■ **EXERCISE OBJECTIVE**: Leave out the pictures and copy everything else in the entries exactly.
** BEGIN INPUT ROWS **
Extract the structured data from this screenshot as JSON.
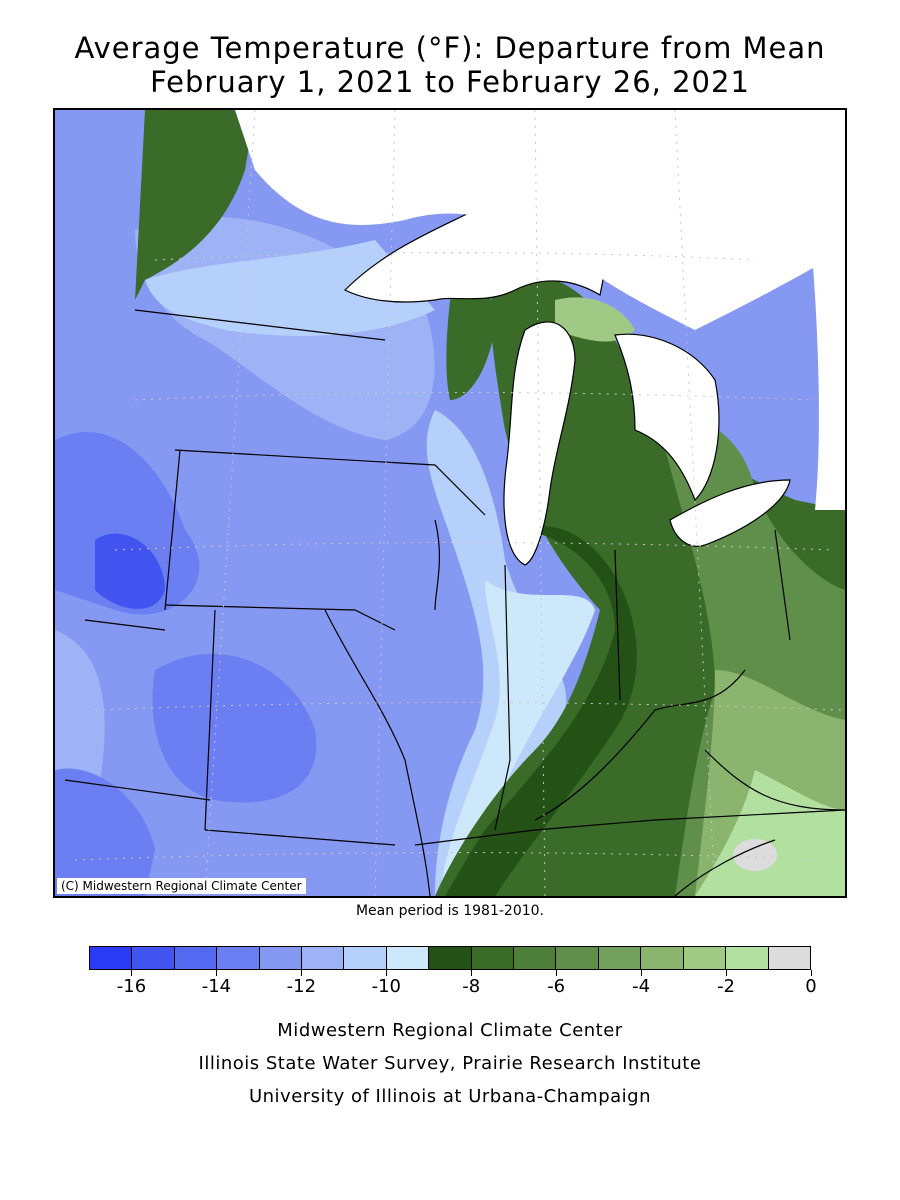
{
  "title_line1": "Average Temperature (°F): Departure from Mean",
  "title_line2": "February 1, 2021 to February 26, 2021",
  "copyright": "(C) Midwestern Regional Climate Center",
  "mean_period": "Mean period is 1981-2010.",
  "legend": {
    "colors": [
      "#2b3bf5",
      "#4154f0",
      "#5468f0",
      "#6b7ff2",
      "#8598f2",
      "#9db3f5",
      "#b5d0fa",
      "#cde8fb",
      "#245216",
      "#3a6b29",
      "#4d7f3a",
      "#5f8f4b",
      "#74a05d",
      "#8bb56f",
      "#9fc985",
      "#b2e0a0",
      "#dcdcdc"
    ],
    "tick_labels": [
      "-16",
      "-14",
      "-12",
      "-10",
      "-8",
      "-6",
      "-4",
      "-2",
      "0"
    ]
  },
  "footer": {
    "line1": "Midwestern Regional Climate Center",
    "line2": "Illinois State Water Survey, Prairie Research Institute",
    "line3": "University of Illinois at Urbana-Champaign"
  },
  "colors": {
    "lake": "#ffffff",
    "border": "#000000",
    "graticule": "#c8c8c8"
  }
}
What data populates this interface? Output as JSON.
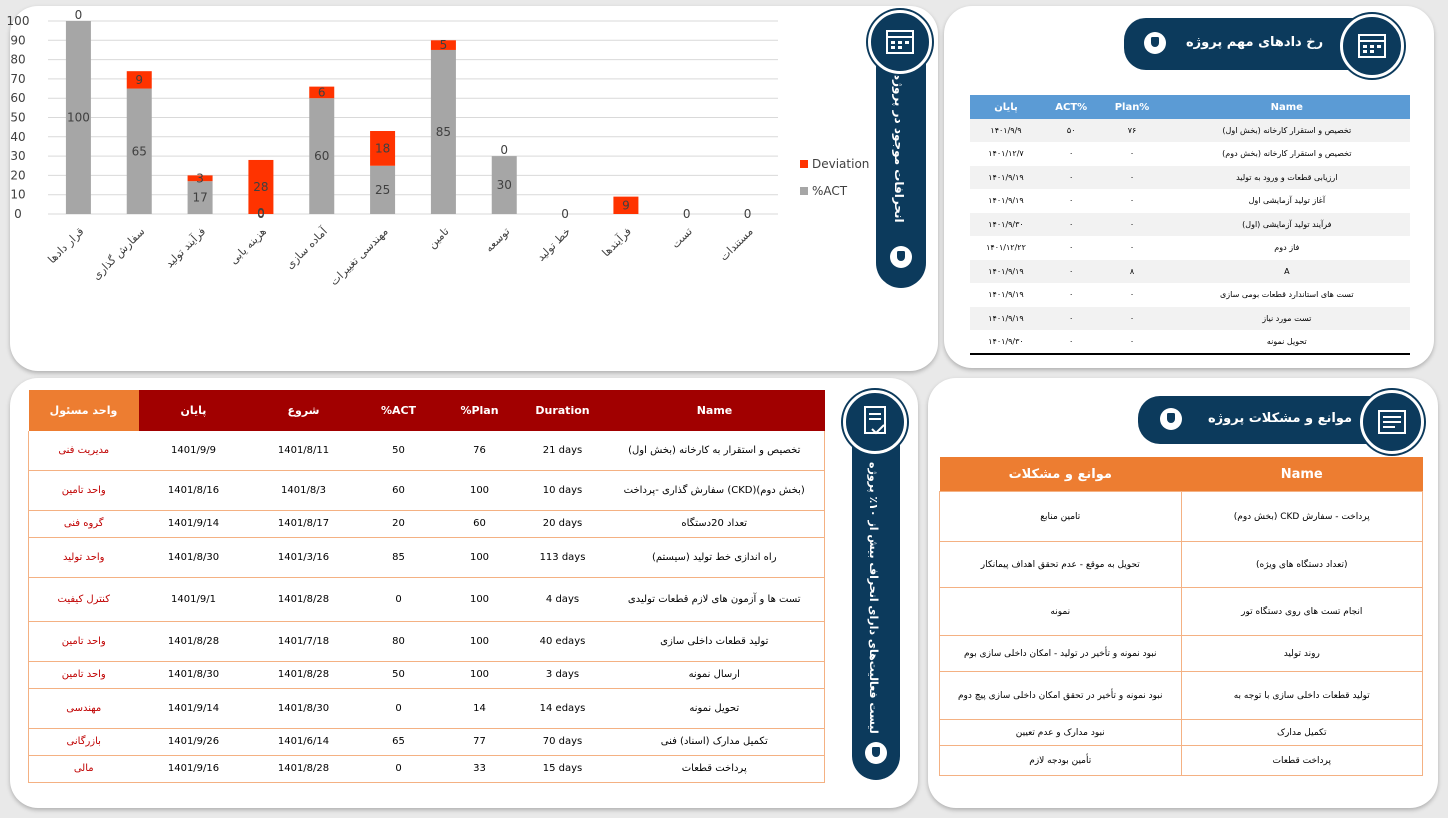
** END INPUT ROWS **
■ **CORRECT ANSWER**:
Extract the structured data from this screenshot as JSON.
{
  "title_line1": "Average Temperature (°F): Departure from Mean",
  "title_line2": "February 1, 2021 to February 26, 2021",
  "copyright": "(C) Midwestern Regional Climate Center",
  "mean_period": "Mean period is 1981-2010.",
  "legend": {
    "colors": [
      "#2b3bf5",
      "#4154f0",
      "#5468f0",
      "#6b7ff2",
      "#8598f2",
      "#9db3f5",
      "#b5d0fa",
      "#cde8fb",
      "#245216",
      "#3a6b29",
      "#4d7f3a",
      "#5f8f4b",
      "#74a05d",
      "#8bb56f",
      "#9fc985",
      "#b2e0a0",
      "#dcdcdc"
    ],
    "tick_labels": [
      "-16",
      "-14",
      "-12",
      "-10",
      "-8",
      "-6",
      "-4",
      "-2",
      "0"
    ]
  },
  "footer": {
    "line1": "Midwestern Regional Climate Center",
    "line2": "Illinois State Water Survey, Prairie Research Institute",
    "line3": "University of Illinois at Urbana-Champaign"
  },
  "colors": {
    "lake": "#ffffff",
    "border": "#000000",
    "graticule": "#c8c8c8"
  }
}
What data populates this interface? Output as JSON.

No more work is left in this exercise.